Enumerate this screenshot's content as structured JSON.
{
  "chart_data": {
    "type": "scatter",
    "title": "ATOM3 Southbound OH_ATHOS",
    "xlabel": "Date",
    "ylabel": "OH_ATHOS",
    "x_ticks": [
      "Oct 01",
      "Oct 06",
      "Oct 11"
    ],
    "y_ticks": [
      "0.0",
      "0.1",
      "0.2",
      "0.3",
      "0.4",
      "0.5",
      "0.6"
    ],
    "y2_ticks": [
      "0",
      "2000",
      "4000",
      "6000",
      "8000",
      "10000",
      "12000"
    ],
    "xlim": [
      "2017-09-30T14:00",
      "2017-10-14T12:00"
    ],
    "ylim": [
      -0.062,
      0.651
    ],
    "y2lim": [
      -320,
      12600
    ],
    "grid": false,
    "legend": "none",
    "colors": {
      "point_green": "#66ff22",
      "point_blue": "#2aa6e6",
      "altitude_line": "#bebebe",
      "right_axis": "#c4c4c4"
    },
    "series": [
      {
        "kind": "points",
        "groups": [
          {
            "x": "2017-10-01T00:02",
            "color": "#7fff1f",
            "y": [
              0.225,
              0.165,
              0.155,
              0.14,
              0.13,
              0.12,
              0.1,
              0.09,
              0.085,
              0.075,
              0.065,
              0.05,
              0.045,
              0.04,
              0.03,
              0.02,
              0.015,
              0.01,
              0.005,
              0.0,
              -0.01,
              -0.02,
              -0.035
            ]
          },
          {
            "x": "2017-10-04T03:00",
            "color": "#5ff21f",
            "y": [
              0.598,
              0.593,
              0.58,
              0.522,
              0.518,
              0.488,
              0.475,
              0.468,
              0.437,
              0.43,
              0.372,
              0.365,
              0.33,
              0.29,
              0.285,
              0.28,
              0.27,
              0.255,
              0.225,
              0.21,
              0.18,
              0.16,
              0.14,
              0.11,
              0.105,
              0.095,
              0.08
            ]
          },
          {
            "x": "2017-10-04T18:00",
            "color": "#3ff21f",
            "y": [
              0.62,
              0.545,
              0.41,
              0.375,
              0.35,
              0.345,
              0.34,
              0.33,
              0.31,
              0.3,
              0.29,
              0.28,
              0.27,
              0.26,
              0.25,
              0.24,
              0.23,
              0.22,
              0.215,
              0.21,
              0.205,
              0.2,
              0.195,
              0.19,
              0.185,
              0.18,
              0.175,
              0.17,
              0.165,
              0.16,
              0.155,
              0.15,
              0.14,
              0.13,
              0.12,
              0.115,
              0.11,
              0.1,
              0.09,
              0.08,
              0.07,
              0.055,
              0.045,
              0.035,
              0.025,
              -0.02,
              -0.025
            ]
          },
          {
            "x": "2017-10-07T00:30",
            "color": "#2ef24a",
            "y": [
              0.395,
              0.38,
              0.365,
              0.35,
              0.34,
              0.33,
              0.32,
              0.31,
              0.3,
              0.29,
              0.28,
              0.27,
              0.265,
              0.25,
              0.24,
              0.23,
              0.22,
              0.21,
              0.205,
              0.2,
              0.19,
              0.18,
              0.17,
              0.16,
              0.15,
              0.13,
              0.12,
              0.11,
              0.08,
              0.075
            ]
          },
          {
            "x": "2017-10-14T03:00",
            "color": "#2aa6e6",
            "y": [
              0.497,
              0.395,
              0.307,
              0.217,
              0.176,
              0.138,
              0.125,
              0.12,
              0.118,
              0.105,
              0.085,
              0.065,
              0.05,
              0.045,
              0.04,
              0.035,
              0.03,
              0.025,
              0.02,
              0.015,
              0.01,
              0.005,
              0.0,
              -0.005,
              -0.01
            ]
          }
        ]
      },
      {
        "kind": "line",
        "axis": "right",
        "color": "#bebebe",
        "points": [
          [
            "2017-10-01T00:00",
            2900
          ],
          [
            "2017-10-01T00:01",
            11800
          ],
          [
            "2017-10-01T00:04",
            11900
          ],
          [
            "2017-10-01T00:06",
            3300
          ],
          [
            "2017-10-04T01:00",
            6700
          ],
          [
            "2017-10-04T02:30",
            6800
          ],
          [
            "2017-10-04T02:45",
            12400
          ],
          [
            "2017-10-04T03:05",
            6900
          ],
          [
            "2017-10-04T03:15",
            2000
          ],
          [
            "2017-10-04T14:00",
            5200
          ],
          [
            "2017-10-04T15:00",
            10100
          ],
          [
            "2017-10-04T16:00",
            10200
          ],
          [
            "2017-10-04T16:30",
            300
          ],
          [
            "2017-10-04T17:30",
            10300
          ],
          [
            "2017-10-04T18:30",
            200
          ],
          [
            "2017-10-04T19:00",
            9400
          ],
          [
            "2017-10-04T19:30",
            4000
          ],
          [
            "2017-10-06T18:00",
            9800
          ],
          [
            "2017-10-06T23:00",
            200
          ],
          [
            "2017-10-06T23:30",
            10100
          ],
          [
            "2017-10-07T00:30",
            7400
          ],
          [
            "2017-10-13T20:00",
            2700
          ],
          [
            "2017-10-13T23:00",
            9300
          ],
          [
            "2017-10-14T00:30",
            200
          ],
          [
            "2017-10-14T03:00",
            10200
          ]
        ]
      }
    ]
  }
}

****

● **Objective**
Repeat the listing in full, keeping every line exactly as it is.

● **Reply**
Enumerate this screenshot's content as structured JSON.
{
  "chart_data": {
    "type": "scatter",
    "title": "ATOM3 Southbound OH_ATHOS",
    "xlabel": "Date",
    "ylabel": "OH_ATHOS",
    "x_ticks": [
      "Oct 01",
      "Oct 06",
      "Oct 11"
    ],
    "y_ticks": [
      "0.0",
      "0.1",
      "0.2",
      "0.3",
      "0.4",
      "0.5",
      "0.6"
    ],
    "y2_ticks": [
      "0",
      "2000",
      "4000",
      "6000",
      "8000",
      "10000",
      "12000"
    ],
    "xlim": [
      "2017-09-30T14:00",
      "2017-10-14T12:00"
    ],
    "ylim": [
      -0.062,
      0.651
    ],
    "y2lim": [
      -320,
      12600
    ],
    "grid": false,
    "legend": "none",
    "colors": {
      "point_green": "#66ff22",
      "point_blue": "#2aa6e6",
      "altitude_line": "#bebebe",
      "right_axis": "#c4c4c4"
    },
    "series": [
      {
        "kind": "points",
        "groups": [
          {
            "x": "2017-10-01T00:02",
            "color": "#7fff1f",
            "y": [
              0.225,
              0.165,
              0.155,
              0.14,
              0.13,
              0.12,
              0.1,
              0.09,
              0.085,
              0.075,
              0.065,
              0.05,
              0.045,
              0.04,
              0.03,
              0.02,
              0.015,
              0.01,
              0.005,
              0.0,
              -0.01,
              -0.02,
              -0.035
            ]
          },
          {
            "x": "2017-10-04T03:00",
            "color": "#5ff21f",
            "y": [
              0.598,
              0.593,
              0.58,
              0.522,
              0.518,
              0.488,
              0.475,
              0.468,
              0.437,
              0.43,
              0.372,
              0.365,
              0.33,
              0.29,
              0.285,
              0.28,
              0.27,
              0.255,
              0.225,
              0.21,
              0.18,
              0.16,
              0.14,
              0.11,
              0.105,
              0.095,
              0.08
            ]
          },
          {
            "x": "2017-10-04T18:00",
            "color": "#3ff21f",
            "y": [
              0.62,
              0.545,
              0.41,
              0.375,
              0.35,
              0.345,
              0.34,
              0.33,
              0.31,
              0.3,
              0.29,
              0.28,
              0.27,
              0.26,
              0.25,
              0.24,
              0.23,
              0.22,
              0.215,
              0.21,
              0.205,
              0.2,
              0.195,
              0.19,
              0.185,
              0.18,
              0.175,
              0.17,
              0.165,
              0.16,
              0.155,
              0.15,
              0.14,
              0.13,
              0.12,
              0.115,
              0.11,
              0.1,
              0.09,
              0.08,
              0.07,
              0.055,
              0.045,
              0.035,
              0.025,
              -0.02,
              -0.025
            ]
          },
          {
            "x": "2017-10-07T00:30",
            "color": "#2ef24a",
            "y": [
              0.395,
              0.38,
              0.365,
              0.35,
              0.34,
              0.33,
              0.32,
              0.31,
              0.3,
              0.29,
              0.28,
              0.27,
              0.265,
              0.25,
              0.24,
              0.23,
              0.22,
              0.21,
              0.205,
              0.2,
              0.19,
              0.18,
              0.17,
              0.16,
              0.15,
              0.13,
              0.12,
              0.11,
              0.08,
              0.075
            ]
          },
          {
            "x": "2017-10-14T03:00",
            "color": "#2aa6e6",
            "y": [
              0.497,
              0.395,
              0.307,
              0.217,
              0.176,
              0.138,
              0.125,
              0.12,
              0.118,
              0.105,
              0.085,
              0.065,
              0.05,
              0.045,
              0.04,
              0.035,
              0.03,
              0.025,
              0.02,
              0.015,
              0.01,
              0.005,
              0.0,
              -0.005,
              -0.01
            ]
          }
        ]
      },
      {
        "kind": "line",
        "axis": "right",
        "color": "#bebebe",
        "points": [
          [
            "2017-10-01T00:00",
            2900
          ],
          [
            "2017-10-01T00:01",
            11800
          ],
          [
            "2017-10-01T00:04",
            11900
          ],
          [
            "2017-10-01T00:06",
            3300
          ],
          [
            "2017-10-04T01:00",
            6700
          ],
          [
            "2017-10-04T02:30",
            6800
          ],
          [
            "2017-10-04T02:45",
            12400
          ],
          [
            "2017-10-04T03:05",
            6900
          ],
          [
            "2017-10-04T03:15",
            2000
          ],
          [
            "2017-10-04T14:00",
            5200
          ],
          [
            "2017-10-04T15:00",
            10100
          ],
          [
            "2017-10-04T16:00",
            10200
          ],
          [
            "2017-10-04T16:30",
            300
          ],
          [
            "2017-10-04T17:30",
            10300
          ],
          [
            "2017-10-04T18:30",
            200
          ],
          [
            "2017-10-04T19:00",
            9400
          ],
          [
            "2017-10-04T19:30",
            4000
          ],
          [
            "2017-10-06T18:00",
            9800
          ],
          [
            "2017-10-06T23:00",
            200
          ],
          [
            "2017-10-06T23:30",
            10100
          ],
          [
            "2017-10-07T00:30",
            7400
          ],
          [
            "2017-10-13T20:00",
            2700
          ],
          [
            "2017-10-13T23:00",
            9300
          ],
          [
            "2017-10-14T00:30",
            200
          ],
          [
            "2017-10-14T03:00",
            10200
          ]
        ]
      }
    ]
  }
}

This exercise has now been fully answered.